### [Problem details]
Locate the string "технологии" in the records below. Copy every line where it occurs.

### [Exercise materials]
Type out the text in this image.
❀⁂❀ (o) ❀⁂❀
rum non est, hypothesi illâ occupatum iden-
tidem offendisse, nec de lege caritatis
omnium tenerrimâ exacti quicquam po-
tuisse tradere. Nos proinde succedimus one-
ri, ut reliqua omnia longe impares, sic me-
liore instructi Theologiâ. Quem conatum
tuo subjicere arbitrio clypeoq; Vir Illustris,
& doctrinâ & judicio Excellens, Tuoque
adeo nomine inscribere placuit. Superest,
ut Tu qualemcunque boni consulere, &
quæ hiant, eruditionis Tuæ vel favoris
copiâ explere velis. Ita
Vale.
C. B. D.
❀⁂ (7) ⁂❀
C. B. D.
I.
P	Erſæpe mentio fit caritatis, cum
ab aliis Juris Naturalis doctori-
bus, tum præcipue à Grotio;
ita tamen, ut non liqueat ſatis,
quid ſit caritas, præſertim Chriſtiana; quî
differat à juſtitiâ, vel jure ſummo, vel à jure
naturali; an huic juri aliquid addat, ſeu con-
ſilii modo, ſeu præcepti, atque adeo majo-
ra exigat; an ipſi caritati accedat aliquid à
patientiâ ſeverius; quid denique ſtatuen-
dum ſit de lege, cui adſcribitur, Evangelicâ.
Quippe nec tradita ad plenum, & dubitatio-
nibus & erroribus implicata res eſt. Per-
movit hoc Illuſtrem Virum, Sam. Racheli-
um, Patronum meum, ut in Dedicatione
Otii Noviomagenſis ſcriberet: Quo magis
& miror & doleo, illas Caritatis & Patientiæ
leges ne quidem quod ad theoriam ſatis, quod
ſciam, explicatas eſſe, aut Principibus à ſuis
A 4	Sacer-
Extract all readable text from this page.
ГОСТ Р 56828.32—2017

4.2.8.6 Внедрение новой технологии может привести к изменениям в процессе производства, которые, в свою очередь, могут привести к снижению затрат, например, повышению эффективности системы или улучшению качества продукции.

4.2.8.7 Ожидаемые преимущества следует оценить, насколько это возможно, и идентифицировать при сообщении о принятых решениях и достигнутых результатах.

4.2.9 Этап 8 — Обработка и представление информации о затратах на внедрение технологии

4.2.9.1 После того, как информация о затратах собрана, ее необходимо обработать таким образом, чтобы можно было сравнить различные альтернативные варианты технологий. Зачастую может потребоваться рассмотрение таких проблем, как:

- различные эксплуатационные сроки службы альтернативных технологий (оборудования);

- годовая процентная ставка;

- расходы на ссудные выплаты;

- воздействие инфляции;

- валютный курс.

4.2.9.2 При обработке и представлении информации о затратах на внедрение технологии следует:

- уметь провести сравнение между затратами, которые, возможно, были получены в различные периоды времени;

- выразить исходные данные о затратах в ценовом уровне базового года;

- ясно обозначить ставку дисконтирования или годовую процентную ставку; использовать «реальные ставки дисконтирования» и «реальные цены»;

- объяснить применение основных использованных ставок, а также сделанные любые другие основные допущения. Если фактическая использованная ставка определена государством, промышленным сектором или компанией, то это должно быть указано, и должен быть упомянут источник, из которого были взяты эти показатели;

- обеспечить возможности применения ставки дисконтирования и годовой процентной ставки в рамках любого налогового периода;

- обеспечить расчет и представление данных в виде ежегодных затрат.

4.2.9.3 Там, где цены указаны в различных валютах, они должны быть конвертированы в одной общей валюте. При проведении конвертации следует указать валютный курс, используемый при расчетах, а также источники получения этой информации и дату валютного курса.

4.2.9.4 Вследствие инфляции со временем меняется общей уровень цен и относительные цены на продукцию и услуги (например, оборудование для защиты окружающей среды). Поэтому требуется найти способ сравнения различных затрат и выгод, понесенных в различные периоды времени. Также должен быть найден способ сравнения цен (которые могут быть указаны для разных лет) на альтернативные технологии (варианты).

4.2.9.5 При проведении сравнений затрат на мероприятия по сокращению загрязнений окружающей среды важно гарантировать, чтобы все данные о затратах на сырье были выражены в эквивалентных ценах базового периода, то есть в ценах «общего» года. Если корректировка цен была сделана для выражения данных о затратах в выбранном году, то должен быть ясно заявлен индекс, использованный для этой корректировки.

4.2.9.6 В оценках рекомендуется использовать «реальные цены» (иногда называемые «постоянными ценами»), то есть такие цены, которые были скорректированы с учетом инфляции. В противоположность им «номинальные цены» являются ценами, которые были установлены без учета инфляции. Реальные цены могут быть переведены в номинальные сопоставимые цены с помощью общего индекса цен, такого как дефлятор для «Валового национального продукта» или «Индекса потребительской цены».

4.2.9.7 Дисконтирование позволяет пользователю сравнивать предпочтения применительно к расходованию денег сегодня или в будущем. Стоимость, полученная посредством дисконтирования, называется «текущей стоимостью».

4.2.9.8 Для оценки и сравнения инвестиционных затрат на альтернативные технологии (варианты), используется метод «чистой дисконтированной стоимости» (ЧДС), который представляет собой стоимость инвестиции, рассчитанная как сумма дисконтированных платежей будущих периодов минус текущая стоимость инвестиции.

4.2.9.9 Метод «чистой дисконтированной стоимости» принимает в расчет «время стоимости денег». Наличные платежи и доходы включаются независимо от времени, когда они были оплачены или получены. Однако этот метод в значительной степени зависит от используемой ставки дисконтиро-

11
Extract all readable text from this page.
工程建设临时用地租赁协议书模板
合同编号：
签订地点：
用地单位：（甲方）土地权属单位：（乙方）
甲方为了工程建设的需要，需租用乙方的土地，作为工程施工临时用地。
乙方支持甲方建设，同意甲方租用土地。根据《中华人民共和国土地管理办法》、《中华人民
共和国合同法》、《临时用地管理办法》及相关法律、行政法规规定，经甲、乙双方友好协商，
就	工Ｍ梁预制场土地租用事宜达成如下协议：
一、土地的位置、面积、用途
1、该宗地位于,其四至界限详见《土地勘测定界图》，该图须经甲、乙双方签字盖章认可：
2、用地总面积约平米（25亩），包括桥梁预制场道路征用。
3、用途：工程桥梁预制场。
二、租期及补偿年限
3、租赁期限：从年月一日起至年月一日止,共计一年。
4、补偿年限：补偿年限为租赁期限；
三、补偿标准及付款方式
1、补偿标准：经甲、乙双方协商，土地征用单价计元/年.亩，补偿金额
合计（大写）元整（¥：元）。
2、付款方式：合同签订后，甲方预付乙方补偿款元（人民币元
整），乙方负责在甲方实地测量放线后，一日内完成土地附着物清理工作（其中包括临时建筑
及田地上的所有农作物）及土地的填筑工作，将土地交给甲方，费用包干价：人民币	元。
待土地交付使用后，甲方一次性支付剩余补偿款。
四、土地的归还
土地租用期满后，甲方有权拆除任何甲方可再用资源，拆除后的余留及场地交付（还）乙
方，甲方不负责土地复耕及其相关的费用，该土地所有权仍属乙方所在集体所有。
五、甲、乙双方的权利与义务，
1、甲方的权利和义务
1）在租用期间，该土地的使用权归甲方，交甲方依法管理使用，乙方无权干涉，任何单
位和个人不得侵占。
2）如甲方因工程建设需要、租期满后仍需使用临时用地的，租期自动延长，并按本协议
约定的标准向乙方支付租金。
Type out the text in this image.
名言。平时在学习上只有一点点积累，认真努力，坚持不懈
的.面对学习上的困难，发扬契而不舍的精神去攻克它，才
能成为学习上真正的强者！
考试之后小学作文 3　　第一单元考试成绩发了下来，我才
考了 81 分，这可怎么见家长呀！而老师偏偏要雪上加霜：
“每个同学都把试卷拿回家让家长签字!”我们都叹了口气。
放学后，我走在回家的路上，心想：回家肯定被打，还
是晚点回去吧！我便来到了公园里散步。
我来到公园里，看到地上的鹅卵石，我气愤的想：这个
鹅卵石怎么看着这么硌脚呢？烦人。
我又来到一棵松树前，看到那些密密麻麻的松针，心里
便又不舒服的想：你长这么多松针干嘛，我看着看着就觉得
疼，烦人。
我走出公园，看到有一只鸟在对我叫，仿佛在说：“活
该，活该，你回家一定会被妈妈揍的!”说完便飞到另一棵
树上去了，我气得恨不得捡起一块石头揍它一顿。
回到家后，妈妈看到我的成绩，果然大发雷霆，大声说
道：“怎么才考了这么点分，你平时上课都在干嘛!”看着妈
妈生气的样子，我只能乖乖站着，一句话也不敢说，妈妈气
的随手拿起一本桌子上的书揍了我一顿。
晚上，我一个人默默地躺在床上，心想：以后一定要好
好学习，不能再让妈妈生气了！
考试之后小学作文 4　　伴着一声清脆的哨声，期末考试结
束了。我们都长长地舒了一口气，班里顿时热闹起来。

### [The completed task]
4.2.8.6 Внедрение новой технологии может привести к изменениям в процессе производства, которые, в свою очередь, могут привести к снижению затрат, например, повышению эффективности системы или улучшению качества продукции.
4.2.9 Этап 8 — Обработка и представление информации о затратах на внедрение технологии
4.2.9.2 При обработке и представлении информации о затратах на внедрение технологии следует:
4.2.9.4 Вследствие инфляции со временем меняется общей уровень цен и относительные цены на продукцию и услуги (например, оборудование для защиты окружающей среды). Поэтому требуется найти способ сравнения различных затрат и выгод, понесенных в различные периоды времени. Также должен быть найден способ сравнения цен (которые могут быть указаны для разных лет) на альтернативные технологии (варианты).
4.2.9.8 Для оценки и сравнения инвестиционных затрат на альтернативные технологии (варианты), используется метод «чистой дисконтированной стоимости» (ЧДС), который представляет собой стоимость инвестиции, рассчитанная как сумма дисконтированных платежей будущих периодов минус текущая стоимость инвестиции.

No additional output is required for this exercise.